> **GIVEN PROBLEM**
Every line below that holds the string "ffffff" should be copied out.

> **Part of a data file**
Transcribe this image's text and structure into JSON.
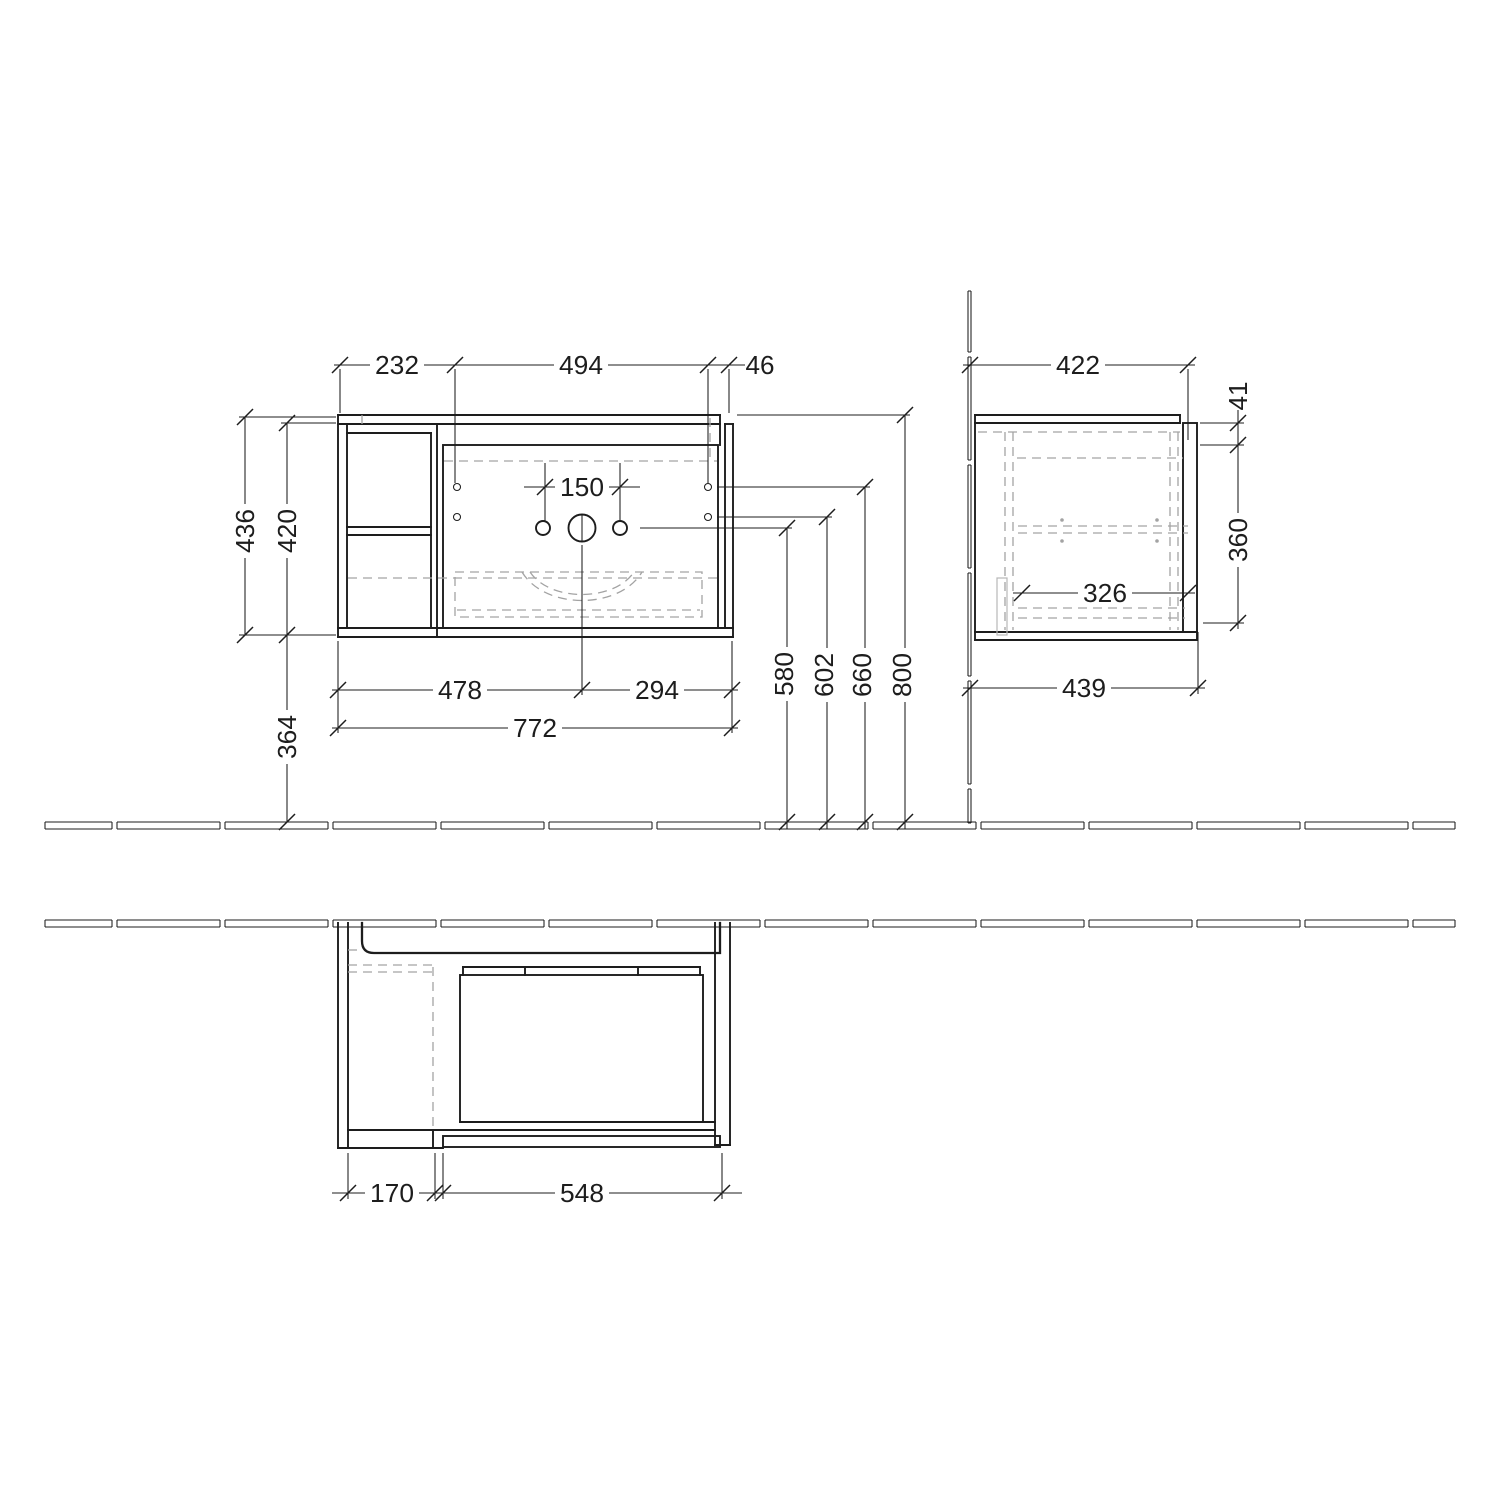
{
  "drawing_title": "vanity-unit-dimension-drawing",
  "colors": {
    "background": "#ffffff",
    "line": "#1d1d1d",
    "hidden_line": "#a3a3a3"
  },
  "front_view": {
    "top_widths": [
      "232",
      "494",
      "46"
    ],
    "left_heights": [
      "436",
      "420"
    ],
    "height_below": "364",
    "tap_hole_spacing": "150",
    "bottom_widths": [
      "478",
      "294"
    ],
    "total_width": "772",
    "mount_heights": [
      "580",
      "602",
      "660",
      "800"
    ]
  },
  "side_view": {
    "top_depth": "422",
    "top_edge": "41",
    "front_height": "360",
    "inner_depth": "326",
    "bottom_depth": "439"
  },
  "plan_view": {
    "left_depth": "170",
    "basin_width": "548"
  }
}
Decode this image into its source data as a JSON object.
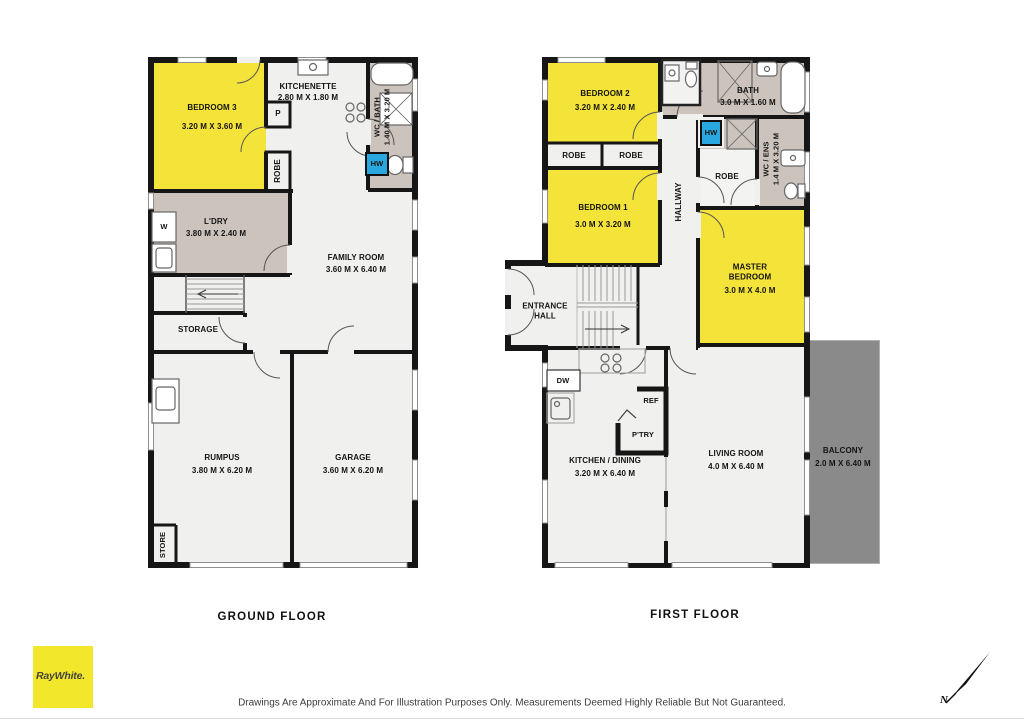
{
  "colors": {
    "room_yellow": "#F4E339",
    "wet_area_taupe": "#CBC3BC",
    "floor_white": "#F0F0EE",
    "balcony_gray": "#8A8A8A",
    "hot_water_blue": "#29A8E0",
    "wall_black": "#161616",
    "brand_yellow": "#F3E72C"
  },
  "floors": [
    {
      "caption": "GROUND FLOOR",
      "rooms": {
        "bedroom3": {
          "name": "BEDROOM 3",
          "dims": "3.20 M X 3.60 M"
        },
        "kitchenette": {
          "name": "KITCHENETTE",
          "dims": "2.80 M X 1.80 M"
        },
        "pantry": {
          "name": "P"
        },
        "robe": {
          "name": "ROBE"
        },
        "wc_bath": {
          "name": "WC / BATH",
          "dims": "1.40 M X 3.20 M"
        },
        "hw": {
          "name": "HW"
        },
        "laundry": {
          "name": "L'DRY",
          "dims": "3.80 M X 2.40 M"
        },
        "washer": {
          "name": "W"
        },
        "family": {
          "name": "FAMILY ROOM",
          "dims": "3.60 M X 6.40 M"
        },
        "storage": {
          "name": "STORAGE"
        },
        "rumpus": {
          "name": "RUMPUS",
          "dims": "3.80 M X 6.20 M"
        },
        "garage": {
          "name": "GARAGE",
          "dims": "3.60 M X 6.20 M"
        },
        "store": {
          "name": "STORE"
        }
      }
    },
    {
      "caption": "FIRST FLOOR",
      "rooms": {
        "bedroom2": {
          "name": "BEDROOM 2",
          "dims": "3.20 M X 2.40 M"
        },
        "robe_a": {
          "name": "ROBE"
        },
        "robe_b": {
          "name": "ROBE"
        },
        "bath": {
          "name": "BATH",
          "dims": "3.0 M X 1.60 M"
        },
        "hw": {
          "name": "HW"
        },
        "wc_ens": {
          "name": "WC / ENS",
          "dims": "1.4 M X 3.20 M"
        },
        "robe_master": {
          "name": "ROBE"
        },
        "bedroom1": {
          "name": "BEDROOM 1",
          "dims": "3.0 M X 3.20 M"
        },
        "hallway": {
          "name": "HALLWAY"
        },
        "master": {
          "name": "MASTER BEDROOM",
          "dims": "3.0 M X 4.0 M"
        },
        "entrance": {
          "name": "ENTRANCE HALL"
        },
        "kitchen": {
          "name": "KITCHEN / DINING",
          "dims": "3.20 M X 6.40 M"
        },
        "dw": {
          "name": "DW"
        },
        "ref": {
          "name": "REF"
        },
        "ptry": {
          "name": "P'TRY"
        },
        "living": {
          "name": "LIVING ROOM",
          "dims": "4.0 M X 6.40 M"
        },
        "balcony": {
          "name": "BALCONY",
          "dims": "2.0 M X 6.40 M"
        }
      }
    }
  ],
  "footer": {
    "brand": "RayWhite.",
    "disclaimer": "Drawings Are Approximate And For Illustration Purposes Only. Measurements Deemed Highly Reliable But Not Guaranteed.",
    "north": "N"
  }
}
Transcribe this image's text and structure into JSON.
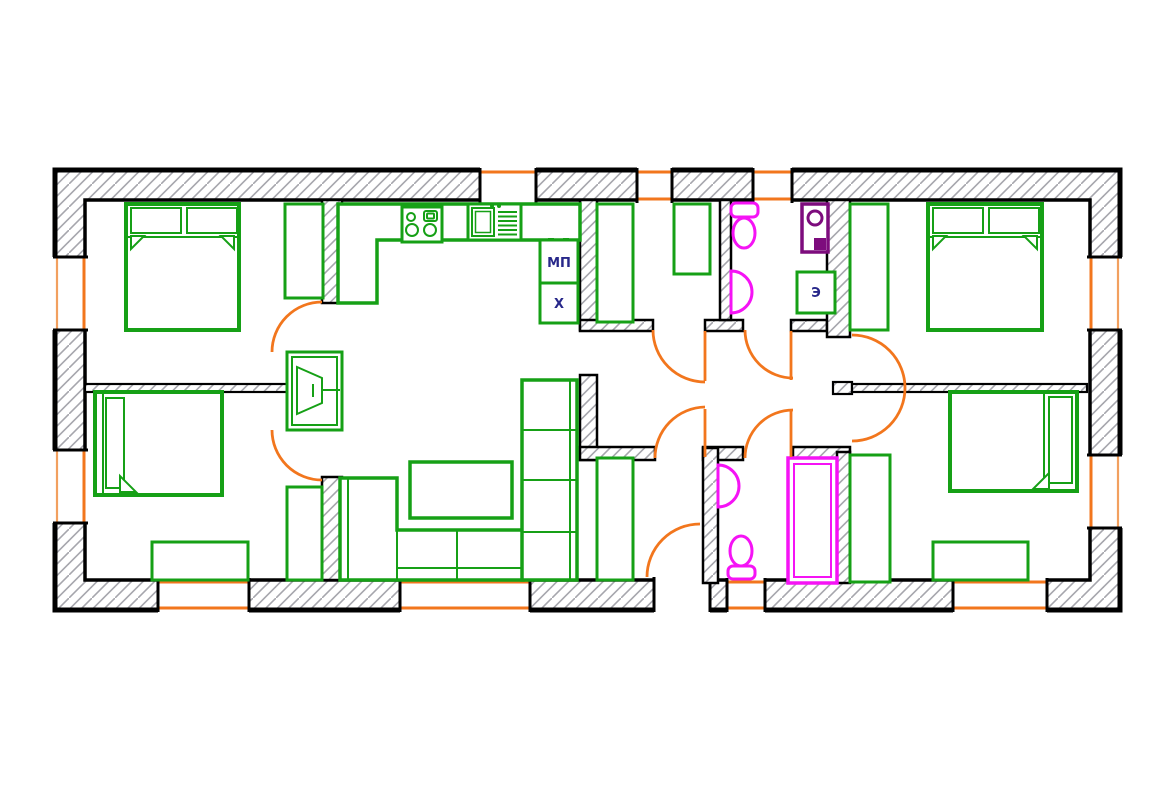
{
  "drawing": {
    "type": "architectural floor plan",
    "style": "CAD plan view, single-storey apartment / house"
  },
  "labels": {
    "dishwasher": "МП",
    "fridge": "Х",
    "electric_unit": "Э"
  },
  "colors": {
    "walls": "#000000",
    "wall_hatch": "#a6a6ad",
    "furniture": "#16a016",
    "doors_windows": "#f2761d",
    "sanitary": "#f513f5",
    "boiler": "#7d0c7d",
    "label_text": "#28288a",
    "background": "#ffffff"
  }
}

> **RESULT**
    "background": "#ffffff",
    "background": "#ffffff"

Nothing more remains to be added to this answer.